What you are asked to do — Copy out every line of the data below word for word, with nothing changed.

Layout region data

====

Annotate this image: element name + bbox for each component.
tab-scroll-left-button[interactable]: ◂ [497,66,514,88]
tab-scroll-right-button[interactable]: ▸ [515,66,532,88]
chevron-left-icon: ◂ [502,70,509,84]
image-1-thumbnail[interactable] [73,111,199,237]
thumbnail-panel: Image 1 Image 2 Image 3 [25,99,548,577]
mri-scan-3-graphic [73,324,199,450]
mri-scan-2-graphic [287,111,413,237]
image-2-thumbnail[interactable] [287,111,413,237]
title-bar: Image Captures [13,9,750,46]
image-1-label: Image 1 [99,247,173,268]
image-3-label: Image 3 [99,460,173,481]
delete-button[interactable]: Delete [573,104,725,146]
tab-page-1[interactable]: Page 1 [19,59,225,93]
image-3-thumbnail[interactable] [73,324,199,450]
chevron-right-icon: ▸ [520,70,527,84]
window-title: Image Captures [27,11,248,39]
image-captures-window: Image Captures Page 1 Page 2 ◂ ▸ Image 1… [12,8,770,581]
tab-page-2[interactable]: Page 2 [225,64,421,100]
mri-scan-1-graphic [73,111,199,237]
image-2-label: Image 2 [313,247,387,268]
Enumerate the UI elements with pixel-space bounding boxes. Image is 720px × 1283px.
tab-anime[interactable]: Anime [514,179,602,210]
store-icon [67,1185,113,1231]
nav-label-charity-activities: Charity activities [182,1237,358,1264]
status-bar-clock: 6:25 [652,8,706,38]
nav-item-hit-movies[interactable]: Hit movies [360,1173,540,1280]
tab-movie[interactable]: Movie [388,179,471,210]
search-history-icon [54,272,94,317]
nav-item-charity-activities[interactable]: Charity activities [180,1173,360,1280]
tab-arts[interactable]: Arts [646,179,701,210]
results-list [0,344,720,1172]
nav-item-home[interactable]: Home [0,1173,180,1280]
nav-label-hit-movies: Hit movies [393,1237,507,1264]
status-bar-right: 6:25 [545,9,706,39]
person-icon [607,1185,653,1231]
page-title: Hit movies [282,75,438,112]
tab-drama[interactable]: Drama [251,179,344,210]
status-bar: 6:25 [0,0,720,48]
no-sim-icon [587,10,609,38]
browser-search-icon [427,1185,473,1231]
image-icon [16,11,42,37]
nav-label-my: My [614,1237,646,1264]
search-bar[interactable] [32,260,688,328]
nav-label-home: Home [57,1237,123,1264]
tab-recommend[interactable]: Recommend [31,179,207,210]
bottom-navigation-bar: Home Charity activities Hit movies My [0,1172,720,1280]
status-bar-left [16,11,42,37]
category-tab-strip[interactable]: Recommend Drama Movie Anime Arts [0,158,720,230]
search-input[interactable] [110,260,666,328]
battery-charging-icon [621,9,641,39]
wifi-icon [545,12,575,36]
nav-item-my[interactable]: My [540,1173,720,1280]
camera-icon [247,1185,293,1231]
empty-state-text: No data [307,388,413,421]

====

The output —
Annotate this image: element name + bbox for each component.
tab-scroll-left-button[interactable]: ◂ [497,66,514,88]
tab-scroll-right-button[interactable]: ▸ [515,66,532,88]
chevron-left-icon: ◂ [502,70,509,84]
image-1-thumbnail[interactable] [73,111,199,237]
thumbnail-panel: Image 1 Image 2 Image 3 [25,99,548,577]
mri-scan-3-graphic [73,324,199,450]
mri-scan-2-graphic [287,111,413,237]
image-2-thumbnail[interactable] [287,111,413,237]
title-bar: Image Captures [13,9,750,46]
image-1-label: Image 1 [99,247,173,268]
image-3-label: Image 3 [99,460,173,481]
delete-button[interactable]: Delete [573,104,725,146]
tab-page-1[interactable]: Page 1 [19,59,225,93]
image-3-thumbnail[interactable] [73,324,199,450]
chevron-right-icon: ▸ [520,70,527,84]
window-title: Image Captures [27,11,248,39]
image-captures-window: Image Captures Page 1 Page 2 ◂ ▸ Image 1… [12,8,770,581]
tab-page-2[interactable]: Page 2 [225,64,421,100]
mri-scan-1-graphic [73,111,199,237]
image-2-label: Image 2 [313,247,387,268]
Enumerate the UI elements with pixel-space bounding boxes. Image is 720px × 1283px.
tab-anime[interactable]: Anime [514,179,602,210]
store-icon [67,1185,113,1231]
nav-label-charity-activities: Charity activities [182,1237,358,1264]
status-bar-clock: 6:25 [652,8,706,38]
nav-item-hit-movies[interactable]: Hit movies [360,1173,540,1280]
tab-movie[interactable]: Movie [388,179,471,210]
search-history-icon [54,272,94,317]
nav-item-charity-activities[interactable]: Charity activities [180,1173,360,1280]
tab-arts[interactable]: Arts [646,179,701,210]
results-list [0,344,720,1172]
nav-item-home[interactable]: Home [0,1173,180,1280]
nav-label-hit-movies: Hit movies [393,1237,507,1264]
status-bar-right: 6:25 [545,9,706,39]
person-icon [607,1185,653,1231]
page-title: Hit movies [282,75,438,112]
tab-drama[interactable]: Drama [251,179,344,210]
status-bar: 6:25 [0,0,720,48]
no-sim-icon [587,10,609,38]
browser-search-icon [427,1185,473,1231]
image-icon [16,11,42,37]
nav-label-my: My [614,1237,646,1264]
search-bar[interactable] [32,260,688,328]
nav-label-home: Home [57,1237,123,1264]
tab-recommend[interactable]: Recommend [31,179,207,210]
bottom-navigation-bar: Home Charity activities Hit movies My [0,1172,720,1280]
status-bar-left [16,11,42,37]
category-tab-strip[interactable]: Recommend Drama Movie Anime Arts [0,158,720,230]
search-input[interactable] [110,260,666,328]
battery-charging-icon [621,9,641,39]
wifi-icon [545,12,575,36]
nav-item-my[interactable]: My [540,1173,720,1280]
camera-icon [247,1185,293,1231]
empty-state-text: No data [307,388,413,421]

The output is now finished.